[start]
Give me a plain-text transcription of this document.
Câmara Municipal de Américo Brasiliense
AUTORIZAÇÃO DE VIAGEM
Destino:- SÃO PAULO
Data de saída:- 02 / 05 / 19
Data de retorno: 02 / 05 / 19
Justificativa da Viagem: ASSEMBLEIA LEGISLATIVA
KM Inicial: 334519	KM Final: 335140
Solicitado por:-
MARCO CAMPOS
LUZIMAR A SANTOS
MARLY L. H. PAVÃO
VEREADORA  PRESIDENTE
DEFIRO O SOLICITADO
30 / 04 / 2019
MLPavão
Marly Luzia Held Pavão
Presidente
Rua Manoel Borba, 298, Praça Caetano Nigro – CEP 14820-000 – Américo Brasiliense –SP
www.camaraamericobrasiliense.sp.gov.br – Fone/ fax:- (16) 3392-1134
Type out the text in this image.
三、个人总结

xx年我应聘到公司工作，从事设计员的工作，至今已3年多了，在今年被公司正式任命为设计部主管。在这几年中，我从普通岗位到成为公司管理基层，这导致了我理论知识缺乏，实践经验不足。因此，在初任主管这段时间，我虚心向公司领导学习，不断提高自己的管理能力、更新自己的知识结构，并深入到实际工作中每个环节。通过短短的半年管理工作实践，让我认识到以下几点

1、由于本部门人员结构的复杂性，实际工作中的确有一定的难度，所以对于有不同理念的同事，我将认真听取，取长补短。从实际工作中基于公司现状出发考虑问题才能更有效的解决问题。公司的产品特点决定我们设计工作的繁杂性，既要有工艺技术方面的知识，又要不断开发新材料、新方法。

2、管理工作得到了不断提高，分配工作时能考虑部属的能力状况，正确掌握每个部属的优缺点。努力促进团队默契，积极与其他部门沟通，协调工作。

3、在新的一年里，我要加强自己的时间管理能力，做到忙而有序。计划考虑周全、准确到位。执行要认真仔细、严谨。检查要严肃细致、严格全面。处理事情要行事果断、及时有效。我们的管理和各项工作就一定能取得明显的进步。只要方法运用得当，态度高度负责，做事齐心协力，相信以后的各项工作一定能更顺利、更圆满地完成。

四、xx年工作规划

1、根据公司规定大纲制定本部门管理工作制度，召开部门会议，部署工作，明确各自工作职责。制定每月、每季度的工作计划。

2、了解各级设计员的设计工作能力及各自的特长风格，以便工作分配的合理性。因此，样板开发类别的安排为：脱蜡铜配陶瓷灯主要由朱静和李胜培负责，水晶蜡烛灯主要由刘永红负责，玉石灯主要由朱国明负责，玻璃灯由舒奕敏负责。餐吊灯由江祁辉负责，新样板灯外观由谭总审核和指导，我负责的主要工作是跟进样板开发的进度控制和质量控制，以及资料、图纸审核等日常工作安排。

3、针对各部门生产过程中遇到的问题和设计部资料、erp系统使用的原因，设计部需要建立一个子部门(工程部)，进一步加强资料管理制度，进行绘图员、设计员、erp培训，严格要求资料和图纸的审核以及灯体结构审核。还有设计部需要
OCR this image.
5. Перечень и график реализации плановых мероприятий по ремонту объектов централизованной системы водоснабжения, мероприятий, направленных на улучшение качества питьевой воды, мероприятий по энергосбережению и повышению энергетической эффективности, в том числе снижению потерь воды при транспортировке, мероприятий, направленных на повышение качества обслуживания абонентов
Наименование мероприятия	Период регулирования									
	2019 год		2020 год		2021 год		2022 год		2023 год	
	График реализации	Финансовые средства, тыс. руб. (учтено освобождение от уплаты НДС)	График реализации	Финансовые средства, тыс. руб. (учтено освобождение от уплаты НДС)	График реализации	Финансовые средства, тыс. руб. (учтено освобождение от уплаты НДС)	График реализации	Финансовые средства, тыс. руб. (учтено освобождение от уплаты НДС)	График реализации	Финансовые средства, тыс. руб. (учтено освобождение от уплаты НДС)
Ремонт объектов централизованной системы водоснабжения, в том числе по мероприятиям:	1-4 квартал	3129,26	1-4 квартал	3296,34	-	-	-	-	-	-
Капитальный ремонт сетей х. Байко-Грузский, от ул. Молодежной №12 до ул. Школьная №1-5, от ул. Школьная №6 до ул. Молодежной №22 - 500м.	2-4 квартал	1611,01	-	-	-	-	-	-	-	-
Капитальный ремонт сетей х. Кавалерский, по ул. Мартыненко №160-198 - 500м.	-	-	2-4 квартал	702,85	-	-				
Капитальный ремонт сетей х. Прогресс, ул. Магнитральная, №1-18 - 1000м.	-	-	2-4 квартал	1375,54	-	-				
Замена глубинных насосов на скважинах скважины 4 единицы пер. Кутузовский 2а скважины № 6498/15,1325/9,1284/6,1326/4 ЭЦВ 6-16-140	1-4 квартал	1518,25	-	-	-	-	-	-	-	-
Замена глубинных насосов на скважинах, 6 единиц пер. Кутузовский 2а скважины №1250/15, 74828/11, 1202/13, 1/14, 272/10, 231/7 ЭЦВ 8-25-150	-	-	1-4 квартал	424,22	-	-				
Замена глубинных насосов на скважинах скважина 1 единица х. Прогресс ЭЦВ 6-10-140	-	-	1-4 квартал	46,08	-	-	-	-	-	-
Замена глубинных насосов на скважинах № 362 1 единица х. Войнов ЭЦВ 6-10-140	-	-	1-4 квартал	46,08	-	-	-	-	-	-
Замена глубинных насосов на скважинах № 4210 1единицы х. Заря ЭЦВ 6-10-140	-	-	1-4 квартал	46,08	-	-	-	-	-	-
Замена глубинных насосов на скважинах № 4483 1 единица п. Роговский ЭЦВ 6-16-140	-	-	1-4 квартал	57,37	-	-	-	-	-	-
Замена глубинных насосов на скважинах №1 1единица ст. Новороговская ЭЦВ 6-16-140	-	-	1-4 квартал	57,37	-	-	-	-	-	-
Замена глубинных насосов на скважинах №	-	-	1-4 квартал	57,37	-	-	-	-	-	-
[end]
:: WORK TO DO ::
Transcribe the whole listing exactly.

:: OUTPUT BELOW ::
Give me a plain-text transcription of this document.
Câmara Municipal de Américo Brasiliense
AUTORIZAÇÃO DE VIAGEM
Destino:- SÃO PAULO
Data de saída:- 02 / 05 / 19
Data de retorno: 02 / 05 / 19
Justificativa da Viagem: ASSEMBLEIA LEGISLATIVA
KM Inicial: 334519	KM Final: 335140
Solicitado por:-
MARCO CAMPOS
LUZIMAR A SANTOS
MARLY L. H. PAVÃO
VEREADORA  PRESIDENTE
DEFIRO O SOLICITADO
30 / 04 / 2019
MLPavão
Marly Luzia Held Pavão
Presidente
Rua Manoel Borba, 298, Praça Caetano Nigro – CEP 14820-000 – Américo Brasiliense –SP
www.camaraamericobrasiliense.sp.gov.br – Fone/ fax:- (16) 3392-1134
Type out the text in this image.
三、个人总结

xx年我应聘到公司工作，从事设计员的工作，至今已3年多了，在今年被公司正式任命为设计部主管。在这几年中，我从普通岗位到成为公司管理基层，这导致了我理论知识缺乏，实践经验不足。因此，在初任主管这段时间，我虚心向公司领导学习，不断提高自己的管理能力、更新自己的知识结构，并深入到实际工作中每个环节。通过短短的半年管理工作实践，让我认识到以下几点

1、由于本部门人员结构的复杂性，实际工作中的确有一定的难度，所以对于有不同理念的同事，我将认真听取，取长补短。从实际工作中基于公司现状出发考虑问题才能更有效的解决问题。公司的产品特点决定我们设计工作的繁杂性，既要有工艺技术方面的知识，又要不断开发新材料、新方法。

2、管理工作得到了不断提高，分配工作时能考虑部属的能力状况，正确掌握每个部属的优缺点。努力促进团队默契，积极与其他部门沟通，协调工作。

3、在新的一年里，我要加强自己的时间管理能力，做到忙而有序。计划考虑周全、准确到位。执行要认真仔细、严谨。检查要严肃细致、严格全面。处理事情要行事果断、及时有效。我们的管理和各项工作就一定能取得明显的进步。只要方法运用得当，态度高度负责，做事齐心协力，相信以后的各项工作一定能更顺利、更圆满地完成。

四、xx年工作规划

1、根据公司规定大纲制定本部门管理工作制度，召开部门会议，部署工作，明确各自工作职责。制定每月、每季度的工作计划。

2、了解各级设计员的设计工作能力及各自的特长风格，以便工作分配的合理性。因此，样板开发类别的安排为：脱蜡铜配陶瓷灯主要由朱静和李胜培负责，水晶蜡烛灯主要由刘永红负责，玉石灯主要由朱国明负责，玻璃灯由舒奕敏负责。餐吊灯由江祁辉负责，新样板灯外观由谭总审核和指导，我负责的主要工作是跟进样板开发的进度控制和质量控制，以及资料、图纸审核等日常工作安排。

3、针对各部门生产过程中遇到的问题和设计部资料、erp系统使用的原因，设计部需要建立一个子部门(工程部)，进一步加强资料管理制度，进行绘图员、设计员、erp培训，严格要求资料和图纸的审核以及灯体结构审核。还有设计部需要
OCR this image.
5. Перечень и график реализации плановых мероприятий по ремонту объектов централизованной системы водоснабжения, мероприятий, направленных на улучшение качества питьевой воды, мероприятий по энергосбережению и повышению энергетической эффективности, в том числе снижению потерь воды при транспортировке, мероприятий, направленных на повышение качества обслуживания абонентов
Наименование мероприятия	Период регулирования									
	2019 год		2020 год		2021 год		2022 год		2023 год	
	График реализации	Финансовые средства, тыс. руб. (учтено освобождение от уплаты НДС)	График реализации	Финансовые средства, тыс. руб. (учтено освобождение от уплаты НДС)	График реализации	Финансовые средства, тыс. руб. (учтено освобождение от уплаты НДС)	График реализации	Финансовые средства, тыс. руб. (учтено освобождение от уплаты НДС)	График реализации	Финансовые средства, тыс. руб. (учтено освобождение от уплаты НДС)
Ремонт объектов централизованной системы водоснабжения, в том числе по мероприятиям:	1-4 квартал	3129,26	1-4 квартал	3296,34	-	-	-	-	-	-
Капитальный ремонт сетей х. Байко-Грузский, от ул. Молодежной №12 до ул. Школьная №1-5, от ул. Школьная №6 до ул. Молодежной №22 - 500м.	2-4 квартал	1611,01	-	-	-	-	-	-	-	-
Капитальный ремонт сетей х. Кавалерский, по ул. Мартыненко №160-198 - 500м.	-	-	2-4 квартал	702,85	-	-				
Капитальный ремонт сетей х. Прогресс, ул. Магнитральная, №1-18 - 1000м.	-	-	2-4 квартал	1375,54	-	-				
Замена глубинных насосов на скважинах скважины 4 единицы пер. Кутузовский 2а скважины № 6498/15,1325/9,1284/6,1326/4 ЭЦВ 6-16-140	1-4 квартал	1518,25	-	-	-	-	-	-	-	-
Замена глубинных насосов на скважинах, 6 единиц пер. Кутузовский 2а скважины №1250/15, 74828/11, 1202/13, 1/14, 272/10, 231/7 ЭЦВ 8-25-150	-	-	1-4 квартал	424,22	-	-				
Замена глубинных насосов на скважинах скважина 1 единица х. Прогресс ЭЦВ 6-10-140	-	-	1-4 квартал	46,08	-	-	-	-	-	-
Замена глубинных насосов на скважинах № 362 1 единица х. Войнов ЭЦВ 6-10-140	-	-	1-4 квартал	46,08	-	-	-	-	-	-
Замена глубинных насосов на скважинах № 4210 1единицы х. Заря ЭЦВ 6-10-140	-	-	1-4 квартал	46,08	-	-	-	-	-	-
Замена глубинных насосов на скважинах № 4483 1 единица п. Роговский ЭЦВ 6-16-140	-	-	1-4 квартал	57,37	-	-	-	-	-	-
Замена глубинных насосов на скважинах №1 1единица ст. Новороговская ЭЦВ 6-16-140	-	-	1-4 квартал	57,37	-	-	-	-	-	-
Замена глубинных насосов на скважинах №	-	-	1-4 квартал	57,37	-	-	-	-	-	-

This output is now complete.